*STORED ROWS*:

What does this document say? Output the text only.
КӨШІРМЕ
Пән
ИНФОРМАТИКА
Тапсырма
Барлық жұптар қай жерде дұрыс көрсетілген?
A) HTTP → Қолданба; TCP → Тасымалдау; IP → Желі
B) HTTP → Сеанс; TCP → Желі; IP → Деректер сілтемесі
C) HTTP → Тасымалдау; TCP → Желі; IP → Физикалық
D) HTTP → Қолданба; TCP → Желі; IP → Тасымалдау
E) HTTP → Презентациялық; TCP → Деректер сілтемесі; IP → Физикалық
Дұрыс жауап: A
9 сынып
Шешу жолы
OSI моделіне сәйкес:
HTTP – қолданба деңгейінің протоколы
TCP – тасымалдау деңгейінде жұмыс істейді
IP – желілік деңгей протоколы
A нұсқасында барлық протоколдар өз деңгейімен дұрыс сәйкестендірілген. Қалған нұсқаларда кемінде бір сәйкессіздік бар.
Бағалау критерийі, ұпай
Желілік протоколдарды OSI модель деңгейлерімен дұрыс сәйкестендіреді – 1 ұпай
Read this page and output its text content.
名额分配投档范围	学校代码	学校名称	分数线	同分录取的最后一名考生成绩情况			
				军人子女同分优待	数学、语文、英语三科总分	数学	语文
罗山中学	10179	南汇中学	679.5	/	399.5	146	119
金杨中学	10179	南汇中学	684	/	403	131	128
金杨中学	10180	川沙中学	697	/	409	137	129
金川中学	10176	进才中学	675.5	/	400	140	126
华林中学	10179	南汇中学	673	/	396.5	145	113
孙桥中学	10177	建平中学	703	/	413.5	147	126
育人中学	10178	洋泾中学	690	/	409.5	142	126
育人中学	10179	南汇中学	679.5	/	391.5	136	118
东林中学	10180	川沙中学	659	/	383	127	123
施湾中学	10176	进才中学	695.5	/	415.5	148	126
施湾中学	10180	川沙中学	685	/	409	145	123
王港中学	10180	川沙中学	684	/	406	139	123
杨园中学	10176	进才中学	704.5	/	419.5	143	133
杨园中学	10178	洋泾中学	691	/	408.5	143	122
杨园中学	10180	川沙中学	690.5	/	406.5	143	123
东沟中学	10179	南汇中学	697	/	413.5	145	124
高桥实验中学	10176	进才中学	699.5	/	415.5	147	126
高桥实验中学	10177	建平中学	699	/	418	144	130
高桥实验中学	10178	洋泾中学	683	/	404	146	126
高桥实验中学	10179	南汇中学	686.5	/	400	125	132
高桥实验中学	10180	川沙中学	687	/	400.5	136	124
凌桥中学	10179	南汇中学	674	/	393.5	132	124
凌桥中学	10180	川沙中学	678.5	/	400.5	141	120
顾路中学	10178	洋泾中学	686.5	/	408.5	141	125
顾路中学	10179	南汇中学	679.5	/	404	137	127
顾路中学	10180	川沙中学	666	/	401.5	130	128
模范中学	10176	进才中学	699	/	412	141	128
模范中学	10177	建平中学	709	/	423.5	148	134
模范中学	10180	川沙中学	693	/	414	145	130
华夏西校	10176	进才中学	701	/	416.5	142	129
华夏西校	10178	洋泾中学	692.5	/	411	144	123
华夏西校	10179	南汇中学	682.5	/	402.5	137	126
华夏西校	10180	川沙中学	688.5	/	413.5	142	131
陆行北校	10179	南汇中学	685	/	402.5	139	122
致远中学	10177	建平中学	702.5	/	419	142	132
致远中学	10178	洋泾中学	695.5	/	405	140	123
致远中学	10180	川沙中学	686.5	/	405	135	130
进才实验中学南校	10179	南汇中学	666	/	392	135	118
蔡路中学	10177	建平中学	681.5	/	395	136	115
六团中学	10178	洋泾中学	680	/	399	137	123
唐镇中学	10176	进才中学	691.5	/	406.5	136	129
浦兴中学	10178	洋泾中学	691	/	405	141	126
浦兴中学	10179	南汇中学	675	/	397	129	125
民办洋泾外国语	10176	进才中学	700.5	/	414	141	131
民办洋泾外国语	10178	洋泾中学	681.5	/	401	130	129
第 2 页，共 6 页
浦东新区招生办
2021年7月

*STATED TASK*:
Tally the lines of the records holding the word "Деректер", then give only the resulting number.

*SOLUTION BELOW*:
2